**Description of the task:**
Extract all of the data and reproduce it precisely.

**Provided information:**
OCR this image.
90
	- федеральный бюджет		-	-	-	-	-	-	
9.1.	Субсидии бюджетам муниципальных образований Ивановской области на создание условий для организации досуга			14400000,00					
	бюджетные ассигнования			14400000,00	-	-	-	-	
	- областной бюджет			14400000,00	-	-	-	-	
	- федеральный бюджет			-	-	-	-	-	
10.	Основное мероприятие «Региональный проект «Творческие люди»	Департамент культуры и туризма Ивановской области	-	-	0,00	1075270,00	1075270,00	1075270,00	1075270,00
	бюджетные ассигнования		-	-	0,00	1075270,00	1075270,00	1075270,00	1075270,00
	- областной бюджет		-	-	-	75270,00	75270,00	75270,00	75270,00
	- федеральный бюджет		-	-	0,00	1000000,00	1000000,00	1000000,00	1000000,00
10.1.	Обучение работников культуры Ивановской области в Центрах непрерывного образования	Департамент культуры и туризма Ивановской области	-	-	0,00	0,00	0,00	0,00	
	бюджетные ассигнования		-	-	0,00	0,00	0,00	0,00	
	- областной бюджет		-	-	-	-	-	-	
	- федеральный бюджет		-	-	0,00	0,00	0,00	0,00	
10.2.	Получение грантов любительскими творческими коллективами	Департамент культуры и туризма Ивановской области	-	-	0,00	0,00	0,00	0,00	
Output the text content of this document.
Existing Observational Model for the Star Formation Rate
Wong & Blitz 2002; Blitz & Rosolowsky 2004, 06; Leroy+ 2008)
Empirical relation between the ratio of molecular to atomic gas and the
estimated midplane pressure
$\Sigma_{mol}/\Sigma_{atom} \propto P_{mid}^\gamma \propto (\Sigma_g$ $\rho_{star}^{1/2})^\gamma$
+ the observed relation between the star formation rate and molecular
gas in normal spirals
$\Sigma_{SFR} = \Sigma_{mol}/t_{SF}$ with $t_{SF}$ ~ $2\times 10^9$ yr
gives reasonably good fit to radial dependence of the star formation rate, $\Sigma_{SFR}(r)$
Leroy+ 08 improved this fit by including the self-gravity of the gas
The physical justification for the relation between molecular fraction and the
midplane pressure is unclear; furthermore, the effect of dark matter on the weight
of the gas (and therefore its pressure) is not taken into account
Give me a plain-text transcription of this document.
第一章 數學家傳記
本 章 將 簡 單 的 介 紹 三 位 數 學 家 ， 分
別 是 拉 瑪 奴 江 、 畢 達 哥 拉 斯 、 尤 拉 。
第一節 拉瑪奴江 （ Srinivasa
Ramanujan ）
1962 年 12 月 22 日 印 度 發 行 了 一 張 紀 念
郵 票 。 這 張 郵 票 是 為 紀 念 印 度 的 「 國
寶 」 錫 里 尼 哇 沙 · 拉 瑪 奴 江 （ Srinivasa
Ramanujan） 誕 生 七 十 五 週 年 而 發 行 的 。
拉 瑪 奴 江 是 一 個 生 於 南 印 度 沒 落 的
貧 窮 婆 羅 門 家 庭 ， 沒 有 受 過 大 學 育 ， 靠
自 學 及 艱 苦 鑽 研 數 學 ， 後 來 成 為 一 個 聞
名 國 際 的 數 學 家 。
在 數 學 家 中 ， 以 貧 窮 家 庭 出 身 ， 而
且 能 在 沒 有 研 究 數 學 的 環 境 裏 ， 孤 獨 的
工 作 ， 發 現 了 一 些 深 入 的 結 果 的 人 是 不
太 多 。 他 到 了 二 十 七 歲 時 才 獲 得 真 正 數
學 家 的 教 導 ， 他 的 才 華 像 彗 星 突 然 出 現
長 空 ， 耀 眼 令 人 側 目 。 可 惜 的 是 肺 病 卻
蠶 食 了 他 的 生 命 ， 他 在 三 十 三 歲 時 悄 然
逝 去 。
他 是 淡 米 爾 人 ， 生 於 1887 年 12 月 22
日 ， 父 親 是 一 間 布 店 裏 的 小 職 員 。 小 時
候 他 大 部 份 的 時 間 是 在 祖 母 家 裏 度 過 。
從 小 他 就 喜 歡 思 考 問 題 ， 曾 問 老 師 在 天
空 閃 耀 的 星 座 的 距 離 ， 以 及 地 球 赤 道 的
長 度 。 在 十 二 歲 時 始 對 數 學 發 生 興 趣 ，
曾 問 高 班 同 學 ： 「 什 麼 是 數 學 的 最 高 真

**Correct response:**
OCR this image.
90
	- федеральный бюджет		-	-	-	-	-	-	
9.1.	Субсидии бюджетам муниципальных образований Ивановской области на создание условий для организации досуга			14400000,00					
	бюджетные ассигнования			14400000,00	-	-	-	-	
	- областной бюджет			14400000,00	-	-	-	-	
	- федеральный бюджет			-	-	-	-	-	
10.	Основное мероприятие «Региональный проект «Творческие люди»	Департамент культуры и туризма Ивановской области	-	-	0,00	1075270,00	1075270,00	1075270,00	1075270,00
	бюджетные ассигнования		-	-	0,00	1075270,00	1075270,00	1075270,00	1075270,00
	- областной бюджет		-	-	-	75270,00	75270,00	75270,00	75270,00
	- федеральный бюджет		-	-	0,00	1000000,00	1000000,00	1000000,00	1000000,00
10.1.	Обучение работников культуры Ивановской области в Центрах непрерывного образования	Департамент культуры и туризма Ивановской области	-	-	0,00	0,00	0,00	0,00	
	бюджетные ассигнования		-	-	0,00	0,00	0,00	0,00	
	- областной бюджет		-	-	-	-	-	-	
	- федеральный бюджет		-	-	0,00	0,00	0,00	0,00	
10.2.	Получение грантов любительскими творческими коллективами	Департамент культуры и туризма Ивановской области	-	-	0,00	0,00	0,00	0,00	
Output the text content of this document.
Existing Observational Model for the Star Formation Rate
Wong & Blitz 2002; Blitz & Rosolowsky 2004, 06; Leroy+ 2008)
Empirical relation between the ratio of molecular to atomic gas and the
estimated midplane pressure
$\Sigma_{mol}/\Sigma_{atom} \propto P_{mid}^\gamma \propto (\Sigma_g$ $\rho_{star}^{1/2})^\gamma$
+ the observed relation between the star formation rate and molecular
gas in normal spirals
$\Sigma_{SFR} = \Sigma_{mol}/t_{SF}$ with $t_{SF}$ ~ $2\times 10^9$ yr
gives reasonably good fit to radial dependence of the star formation rate, $\Sigma_{SFR}(r)$
Leroy+ 08 improved this fit by including the self-gravity of the gas
The physical justification for the relation between molecular fraction and the
midplane pressure is unclear; furthermore, the effect of dark matter on the weight
of the gas (and therefore its pressure) is not taken into account
Give me a plain-text transcription of this document.
第一章 數學家傳記
本 章 將 簡 單 的 介 紹 三 位 數 學 家 ， 分
別 是 拉 瑪 奴 江 、 畢 達 哥 拉 斯 、 尤 拉 。
第一節 拉瑪奴江 （ Srinivasa
Ramanujan ）
1962 年 12 月 22 日 印 度 發 行 了 一 張 紀 念
郵 票 。 這 張 郵 票 是 為 紀 念 印 度 的 「 國
寶 」 錫 里 尼 哇 沙 · 拉 瑪 奴 江 （ Srinivasa
Ramanujan） 誕 生 七 十 五 週 年 而 發 行 的 。
拉 瑪 奴 江 是 一 個 生 於 南 印 度 沒 落 的
貧 窮 婆 羅 門 家 庭 ， 沒 有 受 過 大 學 育 ， 靠
自 學 及 艱 苦 鑽 研 數 學 ， 後 來 成 為 一 個 聞
名 國 際 的 數 學 家 。
在 數 學 家 中 ， 以 貧 窮 家 庭 出 身 ， 而
且 能 在 沒 有 研 究 數 學 的 環 境 裏 ， 孤 獨 的
工 作 ， 發 現 了 一 些 深 入 的 結 果 的 人 是 不
太 多 。 他 到 了 二 十 七 歲 時 才 獲 得 真 正 數
學 家 的 教 導 ， 他 的 才 華 像 彗 星 突 然 出 現
長 空 ， 耀 眼 令 人 側 目 。 可 惜 的 是 肺 病 卻
蠶 食 了 他 的 生 命 ， 他 在 三 十 三 歲 時 悄 然
逝 去 。
他 是 淡 米 爾 人 ， 生 於 1887 年 12 月 22
日 ， 父 親 是 一 間 布 店 裏 的 小 職 員 。 小 時
候 他 大 部 份 的 時 間 是 在 祖 母 家 裏 度 過 。
從 小 他 就 喜 歡 思 考 問 題 ， 曾 問 老 師 在 天
空 閃 耀 的 星 座 的 距 離 ， 以 及 地 球 赤 道 的
長 度 。 在 十 二 歲 時 始 對 數 學 發 生 興 趣 ，
曾 問 高 班 同 學 ： 「 什 麼 是 數 學 的 最 高 真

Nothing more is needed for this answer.